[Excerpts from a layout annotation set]
★ ★ ★ ★
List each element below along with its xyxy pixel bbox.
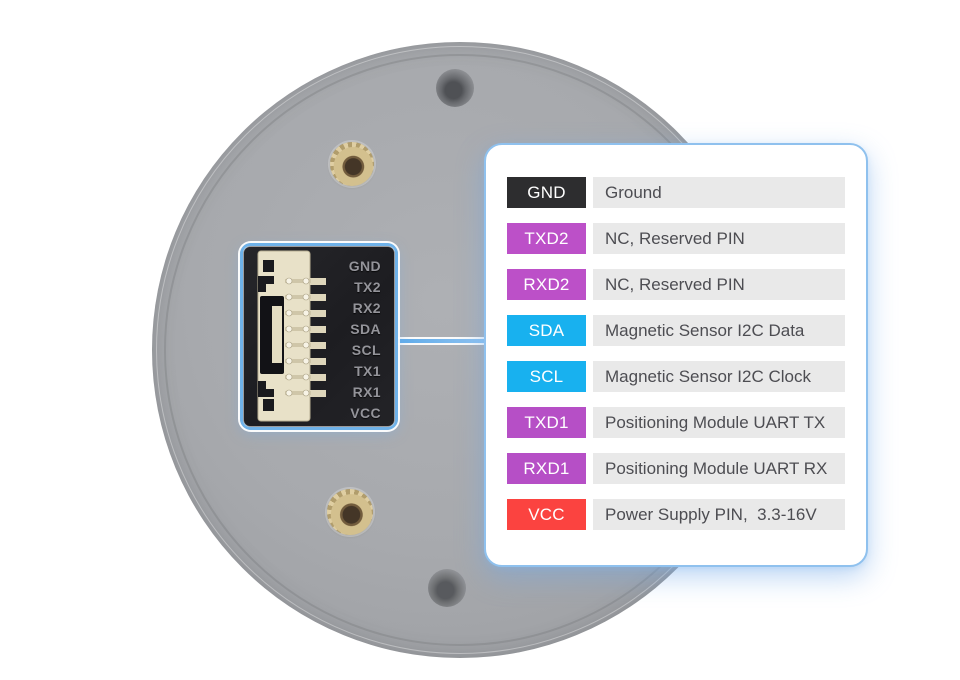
pin-label: TX1 — [354, 363, 381, 379]
pin-description: Ground — [593, 177, 845, 208]
brass-insert-bottom — [327, 489, 373, 535]
pin-badge: TXD1 — [507, 407, 586, 438]
pinout-row: SDA Magnetic Sensor I2C Data — [507, 315, 845, 346]
pinout-row: TXD2 NC, Reserved PIN — [507, 223, 845, 254]
pinout-callout-card: GND Ground TXD2 NC, Reserved PIN RXD2 NC… — [484, 143, 868, 567]
pinout-row: SCL Magnetic Sensor I2C Clock — [507, 361, 845, 392]
screw-hole-bottom — [428, 569, 466, 607]
pin-description: NC, Reserved PIN — [593, 269, 845, 300]
pin-badge: GND — [507, 177, 586, 208]
pin-description: NC, Reserved PIN — [593, 223, 845, 254]
pin-label: RX1 — [352, 384, 381, 400]
pin-badge: SDA — [507, 315, 586, 346]
pinout-row: RXD2 NC, Reserved PIN — [507, 269, 845, 300]
pin-description: Positioning Module UART TX — [593, 407, 845, 438]
connector-highlight-box: GND TX2 RX2 SDA SCL TX1 RX1 VCC — [240, 243, 398, 430]
pin-badge: RXD2 — [507, 269, 586, 300]
pin-description: Positioning Module UART RX — [593, 453, 845, 484]
pin-label: VCC — [350, 405, 381, 421]
pin-label: TX2 — [354, 279, 381, 295]
pinout-row: RXD1 Positioning Module UART RX — [507, 453, 845, 484]
pinout-row: GND Ground — [507, 177, 845, 208]
brass-insert-top — [330, 142, 374, 186]
pin-description: Magnetic Sensor I2C Clock — [593, 361, 845, 392]
pin-label: SCL — [351, 342, 381, 358]
connector-pin-labels: GND TX2 RX2 SDA SCL TX1 RX1 VCC — [349, 259, 381, 420]
pin-description: Magnetic Sensor I2C Data — [593, 315, 845, 346]
callout-connector-line — [398, 339, 484, 343]
jst-connector-graphic — [257, 250, 326, 422]
pinout-row: TXD1 Positioning Module UART TX — [507, 407, 845, 438]
pin-description: Power Supply PIN, 3.3-16V — [593, 499, 845, 530]
pin-badge: RXD1 — [507, 453, 586, 484]
pin-badge: SCL — [507, 361, 586, 392]
pinout-row: VCC Power Supply PIN, 3.3-16V — [507, 499, 845, 530]
pin-badge: VCC — [507, 499, 586, 530]
pin-badge: TXD2 — [507, 223, 586, 254]
pin-label: GND — [348, 258, 381, 274]
pin-label: RX2 — [352, 300, 381, 316]
screw-hole-top — [436, 69, 474, 107]
pin-label: SDA — [350, 321, 381, 337]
★ ★ ★ ★
▶ WHAT IS REQUIRED:
Turn every line of the items above into a Markdown table with the columns No. and Line, numbering the rows and skipping blank lines. Leave the pictures out.

▶ TASK OUTPUT:
| No. | Line |
|---|---|
| 1 | List each element below along with its xyxy pixel bbox. |
| 2 | pin-label: TX1 — [354, 363, 381, 379] |
| 3 | pin-description: Ground — [593, 177, 845, 208] |
| 4 | brass-insert-bottom — [327, 489, 373, 535] |
| 5 | pin-badge: TXD1 — [507, 407, 586, 438] |
| 6 | pinout-row: SDA Magnetic Sensor I2C Data — [507, 315, 845, 346] |
| 7 | pinout-row: TXD2 NC, Reserved PIN — [507, 223, 845, 254] |
| 8 | pinout-callout-card: GND Ground TXD2 NC, Reserved PIN RXD2 NC… — [484, 143, 868, 567] |
| 9 | pinout-row: SCL Magnetic Sensor I2C Clock — [507, 361, 845, 392] |
| 10 | screw-hole-bottom — [428, 569, 466, 607] |
| 11 | pin-description: NC, Reserved PIN — [593, 269, 845, 300] |
| 12 | pin-badge: GND — [507, 177, 586, 208] |
| 13 | pin-description: NC, Reserved PIN — [593, 223, 845, 254] |
| 14 | pin-label: RX1 — [352, 384, 381, 400] |
| 15 | pin-badge: SDA — [507, 315, 586, 346] |
| 16 | pinout-row: RXD2 NC, Reserved PIN — [507, 269, 845, 300] |
| 17 | pin-description: Positioning Module UART TX — [593, 407, 845, 438] |
| 18 | connector-highlight-box: GND TX2 RX2 SDA SCL TX1 RX1 VCC — [240, 243, 398, 430] |
| 19 | pin-badge: RXD2 — [507, 269, 586, 300] |
| 20 | pin-description: Positioning Module UART RX — [593, 453, 845, 484] |
| 21 | pin-label: VCC — [350, 405, 381, 421] |
| 22 | pin-label: TX2 — [354, 279, 381, 295] |
| 23 | pinout-row: RXD1 Positioning Module UART RX — [507, 453, 845, 484] |
| 24 | pinout-row: GND Ground — [507, 177, 845, 208] |
| 25 | brass-insert-top — [330, 142, 374, 186] |
| 26 | pin-description: Magnetic Sensor I2C Clock — [593, 361, 845, 392] |
| 27 | pin-label: SCL — [351, 342, 381, 358] |
| 28 | connector-pin-labels: GND TX2 RX2 SDA SCL TX1 RX1 VCC — [349, 259, 381, 420] |
| 29 | pin-description: Magnetic Sensor I2C Data — [593, 315, 845, 346] |
| 30 | callout-connector-line — [398, 339, 484, 343] |
| 31 | jst-connector-graphic — [257, 250, 326, 422] |
| 32 | pinout-row: TXD1 Positioning Module UART TX — [507, 407, 845, 438] |
| 33 | pin-description: Power Supply PIN, 3.3-16V — [593, 499, 845, 530] |
| 34 | pin-badge: RXD1 — [507, 453, 586, 484] |
| 35 | pin-badge: SCL — [507, 361, 586, 392] |
| 36 | pinout-row: VCC Power Supply PIN, 3.3-16V — [507, 499, 845, 530] |
| 37 | pin-badge: VCC — [507, 499, 586, 530] |
| 38 | pin-badge: TXD2 — [507, 223, 586, 254] |
| 39 | pin-label: GND — [348, 258, 381, 274] |
| 40 | pin-label: RX2 — [352, 300, 381, 316] |
| 41 | screw-hole-top — [436, 69, 474, 107] |
| 42 | pin-label: SDA — [350, 321, 381, 337] |